Your answer should be a single number: the count of lines containing "zwar".

-------------------------

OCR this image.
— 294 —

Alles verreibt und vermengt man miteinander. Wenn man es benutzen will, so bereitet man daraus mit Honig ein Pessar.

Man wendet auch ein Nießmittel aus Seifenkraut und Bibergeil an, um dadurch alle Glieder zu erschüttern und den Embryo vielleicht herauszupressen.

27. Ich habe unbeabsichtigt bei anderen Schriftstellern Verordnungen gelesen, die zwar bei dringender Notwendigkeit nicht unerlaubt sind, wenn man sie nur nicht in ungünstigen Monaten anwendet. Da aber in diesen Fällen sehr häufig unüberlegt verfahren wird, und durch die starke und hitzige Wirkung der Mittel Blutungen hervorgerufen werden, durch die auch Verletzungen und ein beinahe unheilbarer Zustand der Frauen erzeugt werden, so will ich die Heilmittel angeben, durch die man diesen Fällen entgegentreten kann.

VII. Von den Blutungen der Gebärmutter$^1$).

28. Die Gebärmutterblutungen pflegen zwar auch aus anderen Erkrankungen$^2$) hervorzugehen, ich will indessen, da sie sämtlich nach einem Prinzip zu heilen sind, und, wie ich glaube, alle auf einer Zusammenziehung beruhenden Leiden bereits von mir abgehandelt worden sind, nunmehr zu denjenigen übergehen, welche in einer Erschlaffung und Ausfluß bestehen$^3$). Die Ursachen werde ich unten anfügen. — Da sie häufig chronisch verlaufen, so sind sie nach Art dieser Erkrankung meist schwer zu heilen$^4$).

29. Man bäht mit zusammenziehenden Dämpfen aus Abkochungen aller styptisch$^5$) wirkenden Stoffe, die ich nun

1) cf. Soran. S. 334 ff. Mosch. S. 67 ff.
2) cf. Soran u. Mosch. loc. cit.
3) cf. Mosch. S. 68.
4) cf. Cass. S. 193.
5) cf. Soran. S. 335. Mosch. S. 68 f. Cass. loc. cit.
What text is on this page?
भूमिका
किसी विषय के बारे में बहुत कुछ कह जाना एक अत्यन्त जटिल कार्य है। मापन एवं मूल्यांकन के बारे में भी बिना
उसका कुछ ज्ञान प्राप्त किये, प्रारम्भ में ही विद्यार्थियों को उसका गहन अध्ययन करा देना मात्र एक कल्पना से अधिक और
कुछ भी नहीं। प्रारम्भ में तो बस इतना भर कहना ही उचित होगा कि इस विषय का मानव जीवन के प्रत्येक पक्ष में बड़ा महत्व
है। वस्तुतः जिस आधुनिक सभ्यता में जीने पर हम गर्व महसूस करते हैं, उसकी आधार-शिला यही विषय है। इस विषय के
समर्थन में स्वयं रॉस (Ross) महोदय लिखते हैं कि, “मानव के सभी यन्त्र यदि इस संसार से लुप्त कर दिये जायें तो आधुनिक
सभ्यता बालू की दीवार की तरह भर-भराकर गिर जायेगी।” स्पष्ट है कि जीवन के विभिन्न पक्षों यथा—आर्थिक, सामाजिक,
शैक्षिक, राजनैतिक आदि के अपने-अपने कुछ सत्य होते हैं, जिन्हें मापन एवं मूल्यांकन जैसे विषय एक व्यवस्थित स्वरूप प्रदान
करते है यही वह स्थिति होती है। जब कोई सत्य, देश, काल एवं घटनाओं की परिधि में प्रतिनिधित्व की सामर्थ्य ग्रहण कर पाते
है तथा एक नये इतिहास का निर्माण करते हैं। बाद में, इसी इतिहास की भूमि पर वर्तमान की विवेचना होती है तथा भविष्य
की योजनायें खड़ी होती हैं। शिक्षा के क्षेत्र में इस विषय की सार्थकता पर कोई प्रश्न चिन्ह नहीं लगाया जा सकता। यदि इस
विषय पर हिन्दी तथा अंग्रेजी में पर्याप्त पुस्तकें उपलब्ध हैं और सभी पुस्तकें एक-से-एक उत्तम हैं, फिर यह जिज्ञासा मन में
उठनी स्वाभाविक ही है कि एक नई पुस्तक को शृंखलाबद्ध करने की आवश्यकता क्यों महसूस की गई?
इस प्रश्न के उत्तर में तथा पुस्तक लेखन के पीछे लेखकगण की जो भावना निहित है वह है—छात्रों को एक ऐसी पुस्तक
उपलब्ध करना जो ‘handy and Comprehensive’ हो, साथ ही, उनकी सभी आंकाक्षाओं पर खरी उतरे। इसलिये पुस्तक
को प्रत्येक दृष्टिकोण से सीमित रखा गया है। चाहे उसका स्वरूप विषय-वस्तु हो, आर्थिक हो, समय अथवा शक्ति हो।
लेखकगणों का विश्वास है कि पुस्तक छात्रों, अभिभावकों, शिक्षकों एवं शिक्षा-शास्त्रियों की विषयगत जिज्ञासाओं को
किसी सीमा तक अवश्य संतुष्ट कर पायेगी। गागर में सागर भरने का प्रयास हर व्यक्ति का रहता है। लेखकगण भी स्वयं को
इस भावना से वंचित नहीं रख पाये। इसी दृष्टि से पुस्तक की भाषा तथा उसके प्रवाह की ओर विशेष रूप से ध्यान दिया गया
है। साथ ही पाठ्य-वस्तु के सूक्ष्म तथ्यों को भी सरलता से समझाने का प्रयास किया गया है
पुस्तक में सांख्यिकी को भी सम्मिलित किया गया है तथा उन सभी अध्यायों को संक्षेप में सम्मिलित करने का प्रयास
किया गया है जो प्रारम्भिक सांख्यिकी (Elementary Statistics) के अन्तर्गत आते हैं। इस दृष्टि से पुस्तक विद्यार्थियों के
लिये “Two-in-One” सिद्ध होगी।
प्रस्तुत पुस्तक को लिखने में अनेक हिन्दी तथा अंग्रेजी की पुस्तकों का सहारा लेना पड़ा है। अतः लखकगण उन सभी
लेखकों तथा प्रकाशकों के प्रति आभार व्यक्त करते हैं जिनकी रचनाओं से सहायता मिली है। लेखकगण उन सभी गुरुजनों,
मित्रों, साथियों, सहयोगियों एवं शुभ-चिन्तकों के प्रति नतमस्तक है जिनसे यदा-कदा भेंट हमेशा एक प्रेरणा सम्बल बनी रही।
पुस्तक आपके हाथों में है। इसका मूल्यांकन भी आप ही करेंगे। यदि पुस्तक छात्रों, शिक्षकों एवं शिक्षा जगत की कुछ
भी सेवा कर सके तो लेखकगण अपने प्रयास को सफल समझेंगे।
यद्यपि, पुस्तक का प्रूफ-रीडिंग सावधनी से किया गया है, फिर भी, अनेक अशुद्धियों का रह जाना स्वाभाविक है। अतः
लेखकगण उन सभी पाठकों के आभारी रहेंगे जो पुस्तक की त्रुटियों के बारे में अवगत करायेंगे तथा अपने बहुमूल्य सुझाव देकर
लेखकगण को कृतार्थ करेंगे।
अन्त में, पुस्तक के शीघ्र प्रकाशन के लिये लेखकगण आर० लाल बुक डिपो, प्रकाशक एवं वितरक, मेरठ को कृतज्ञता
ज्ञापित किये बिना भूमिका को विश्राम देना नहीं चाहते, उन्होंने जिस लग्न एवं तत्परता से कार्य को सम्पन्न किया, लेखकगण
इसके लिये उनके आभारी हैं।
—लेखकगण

-------------------------

▶ _OUTPUT BELOW_: 2